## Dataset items
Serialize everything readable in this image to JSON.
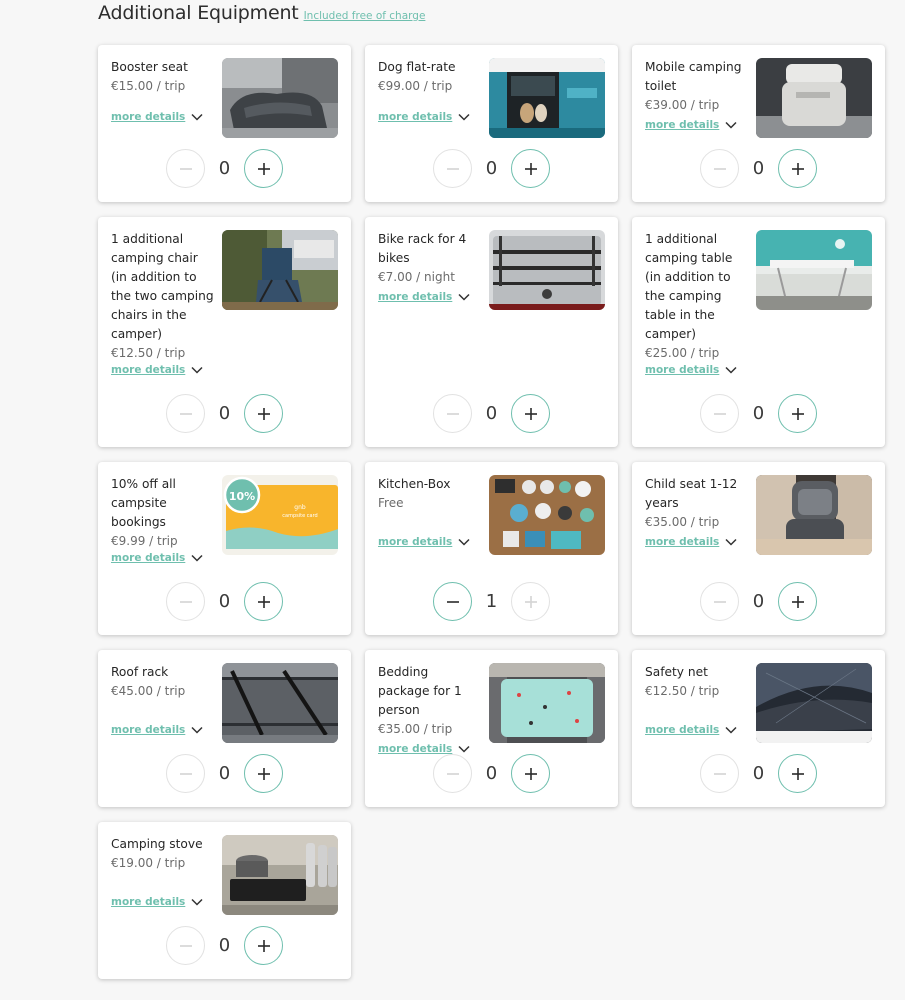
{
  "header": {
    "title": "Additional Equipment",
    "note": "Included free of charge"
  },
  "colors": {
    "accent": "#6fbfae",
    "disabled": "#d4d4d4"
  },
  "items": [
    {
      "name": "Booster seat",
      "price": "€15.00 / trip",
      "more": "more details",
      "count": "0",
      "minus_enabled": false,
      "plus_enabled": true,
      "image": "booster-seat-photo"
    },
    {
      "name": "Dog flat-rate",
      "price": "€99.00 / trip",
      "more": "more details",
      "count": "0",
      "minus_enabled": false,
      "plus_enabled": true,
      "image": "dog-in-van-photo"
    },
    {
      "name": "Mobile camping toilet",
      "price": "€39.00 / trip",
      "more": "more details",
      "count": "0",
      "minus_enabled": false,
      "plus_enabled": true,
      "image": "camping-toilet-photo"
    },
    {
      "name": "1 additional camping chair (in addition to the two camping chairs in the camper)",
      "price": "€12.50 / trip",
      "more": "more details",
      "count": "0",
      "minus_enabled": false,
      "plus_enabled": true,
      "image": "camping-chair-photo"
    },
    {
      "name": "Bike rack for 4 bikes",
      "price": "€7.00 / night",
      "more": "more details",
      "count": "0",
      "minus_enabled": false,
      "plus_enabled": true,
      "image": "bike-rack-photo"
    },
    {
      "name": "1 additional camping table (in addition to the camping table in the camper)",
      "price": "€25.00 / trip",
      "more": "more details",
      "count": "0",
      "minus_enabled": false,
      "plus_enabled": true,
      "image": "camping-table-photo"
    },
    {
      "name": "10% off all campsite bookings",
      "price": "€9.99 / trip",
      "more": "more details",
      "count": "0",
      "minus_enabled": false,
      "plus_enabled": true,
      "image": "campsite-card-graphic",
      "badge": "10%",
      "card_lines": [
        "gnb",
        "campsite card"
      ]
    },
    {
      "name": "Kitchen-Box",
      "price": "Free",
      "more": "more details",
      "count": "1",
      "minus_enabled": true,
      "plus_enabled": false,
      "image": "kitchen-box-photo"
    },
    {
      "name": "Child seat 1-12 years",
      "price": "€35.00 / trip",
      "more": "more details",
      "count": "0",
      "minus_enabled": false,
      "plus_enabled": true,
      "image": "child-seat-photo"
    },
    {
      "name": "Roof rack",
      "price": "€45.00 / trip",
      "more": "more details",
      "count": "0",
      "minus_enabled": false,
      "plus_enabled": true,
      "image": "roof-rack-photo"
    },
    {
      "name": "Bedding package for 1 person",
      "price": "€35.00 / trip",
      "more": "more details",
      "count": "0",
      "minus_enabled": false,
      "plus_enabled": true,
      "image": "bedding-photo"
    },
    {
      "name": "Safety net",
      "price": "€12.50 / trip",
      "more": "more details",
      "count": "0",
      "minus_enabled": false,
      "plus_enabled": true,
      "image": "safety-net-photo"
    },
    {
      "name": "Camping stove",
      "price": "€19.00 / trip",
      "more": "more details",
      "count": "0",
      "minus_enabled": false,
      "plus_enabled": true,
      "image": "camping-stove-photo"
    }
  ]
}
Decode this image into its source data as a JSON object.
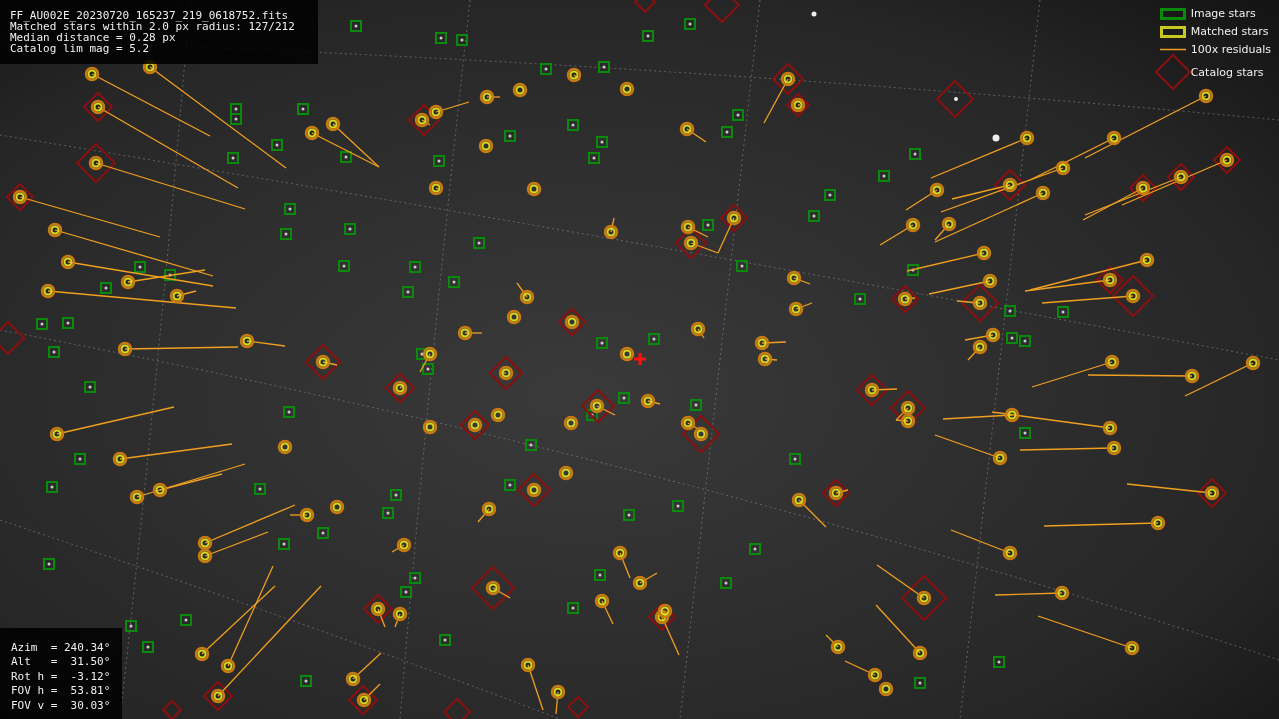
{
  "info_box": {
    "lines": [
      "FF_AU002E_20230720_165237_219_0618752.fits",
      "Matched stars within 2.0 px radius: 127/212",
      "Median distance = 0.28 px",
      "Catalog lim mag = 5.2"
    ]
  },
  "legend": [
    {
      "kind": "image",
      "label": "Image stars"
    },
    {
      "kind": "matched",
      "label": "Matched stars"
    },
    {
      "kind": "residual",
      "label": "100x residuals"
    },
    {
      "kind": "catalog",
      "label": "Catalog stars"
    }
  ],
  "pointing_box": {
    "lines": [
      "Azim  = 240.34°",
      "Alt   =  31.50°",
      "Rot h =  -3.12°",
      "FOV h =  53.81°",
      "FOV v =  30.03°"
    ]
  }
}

* * *

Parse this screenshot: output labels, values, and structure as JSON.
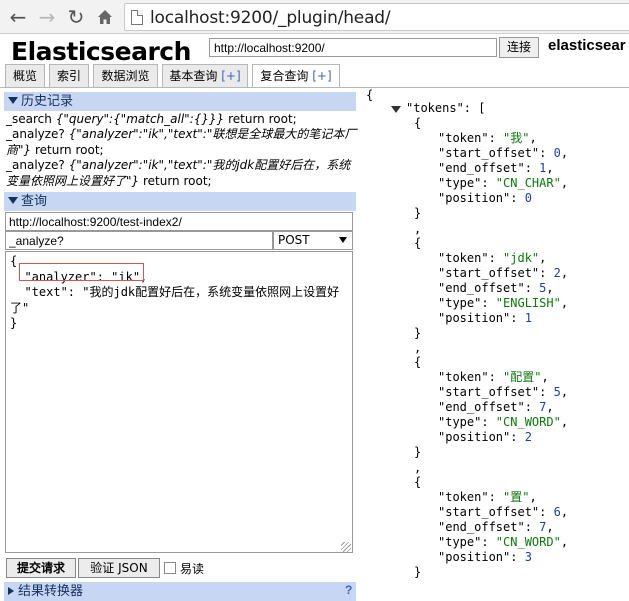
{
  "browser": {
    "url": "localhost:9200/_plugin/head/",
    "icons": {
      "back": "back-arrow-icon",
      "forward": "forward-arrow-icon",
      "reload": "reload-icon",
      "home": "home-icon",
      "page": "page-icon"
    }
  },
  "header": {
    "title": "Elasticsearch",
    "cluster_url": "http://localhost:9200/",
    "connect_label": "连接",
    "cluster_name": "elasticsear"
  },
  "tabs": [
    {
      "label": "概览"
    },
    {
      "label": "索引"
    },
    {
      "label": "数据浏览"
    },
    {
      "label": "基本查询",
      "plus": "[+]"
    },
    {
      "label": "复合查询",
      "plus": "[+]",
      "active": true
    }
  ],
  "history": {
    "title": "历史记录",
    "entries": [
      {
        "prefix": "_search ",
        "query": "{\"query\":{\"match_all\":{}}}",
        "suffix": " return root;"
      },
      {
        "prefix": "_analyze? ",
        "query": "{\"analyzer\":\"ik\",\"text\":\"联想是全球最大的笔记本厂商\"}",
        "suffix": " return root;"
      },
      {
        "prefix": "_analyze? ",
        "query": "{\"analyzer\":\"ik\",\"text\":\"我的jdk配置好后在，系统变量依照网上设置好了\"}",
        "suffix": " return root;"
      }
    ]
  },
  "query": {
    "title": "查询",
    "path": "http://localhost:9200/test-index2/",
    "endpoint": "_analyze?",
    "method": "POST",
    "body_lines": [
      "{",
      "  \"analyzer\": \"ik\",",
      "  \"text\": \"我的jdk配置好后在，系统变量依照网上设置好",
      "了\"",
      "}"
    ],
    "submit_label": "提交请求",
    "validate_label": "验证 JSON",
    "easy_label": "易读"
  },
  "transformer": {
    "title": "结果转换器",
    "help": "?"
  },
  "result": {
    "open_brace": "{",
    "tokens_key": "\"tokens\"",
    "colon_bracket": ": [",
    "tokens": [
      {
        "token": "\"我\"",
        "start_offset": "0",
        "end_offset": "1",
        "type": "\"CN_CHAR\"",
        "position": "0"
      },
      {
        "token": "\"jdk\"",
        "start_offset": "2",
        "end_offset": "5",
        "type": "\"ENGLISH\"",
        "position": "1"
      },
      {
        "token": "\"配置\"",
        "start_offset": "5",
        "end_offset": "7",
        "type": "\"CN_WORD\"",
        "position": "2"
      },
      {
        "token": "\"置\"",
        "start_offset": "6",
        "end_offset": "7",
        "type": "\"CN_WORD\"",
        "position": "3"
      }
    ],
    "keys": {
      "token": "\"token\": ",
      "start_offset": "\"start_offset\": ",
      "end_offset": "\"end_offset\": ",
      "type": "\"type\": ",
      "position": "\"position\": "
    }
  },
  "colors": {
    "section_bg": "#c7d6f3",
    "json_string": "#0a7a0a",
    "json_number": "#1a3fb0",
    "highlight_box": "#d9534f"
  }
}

## To be done
Every line that holds the string "camper" should be returned.

## Complete response
      "name": "1 additional camping chair (in addition to the two camping chairs in the camper)",
      "name": "1 additional camping table (in addition to the camping table in the camper)",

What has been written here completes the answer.